[begin INFORMATION GIVEN]

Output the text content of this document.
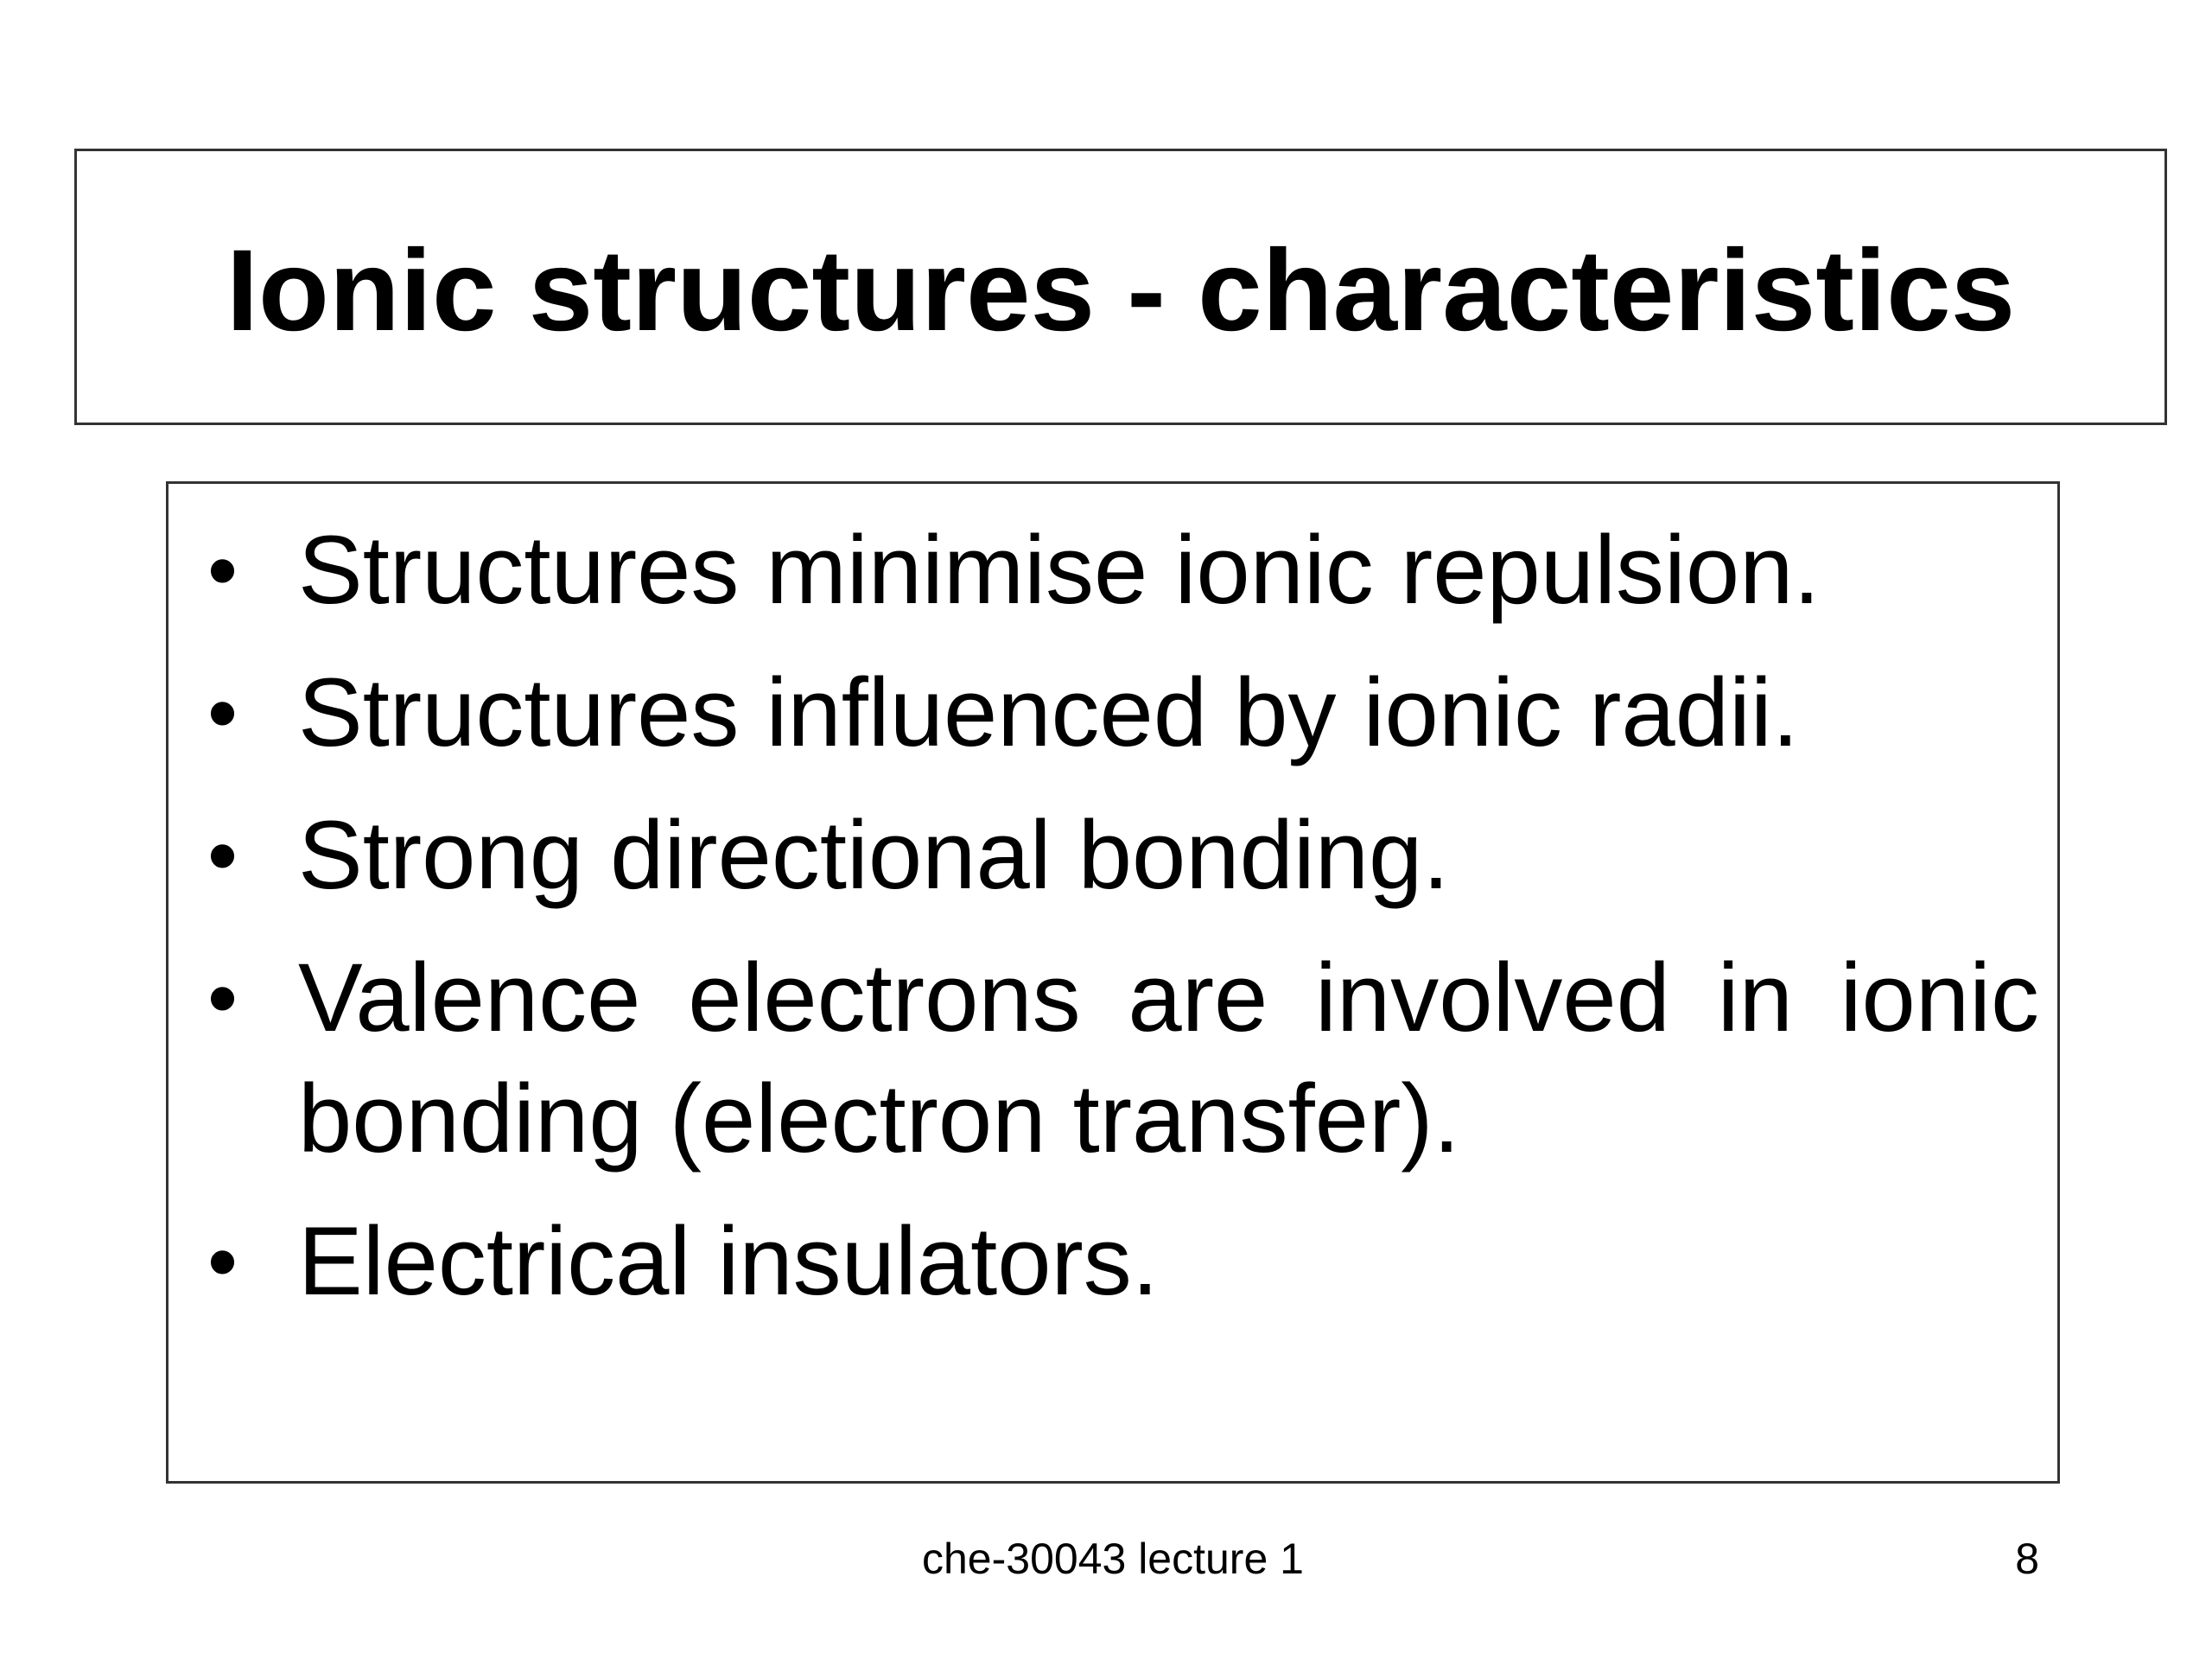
Ionic structures - characteristics
• Structures minimise ionic repulsion.
• Structures influenced by ionic radii.
• Strong directional bonding.
• Valence electrons are involved in ionic bonding (electron transfer).
• Electrical insulators.
che-30043 lecture 1	8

[end INFORMATION GIVEN]

**EXERCISE TASK:** Each record should be quoted exactly, with the images omitted.

**PROBLEM SOLUTION:**
Output the text content of this document.
Ionic structures - characteristics
• Structures minimise ionic repulsion.
• Structures influenced by ionic radii.
• Strong directional bonding.
• Valence electrons are involved in ionic bonding (electron transfer).
• Electrical insulators.
che-30043 lecture 1	8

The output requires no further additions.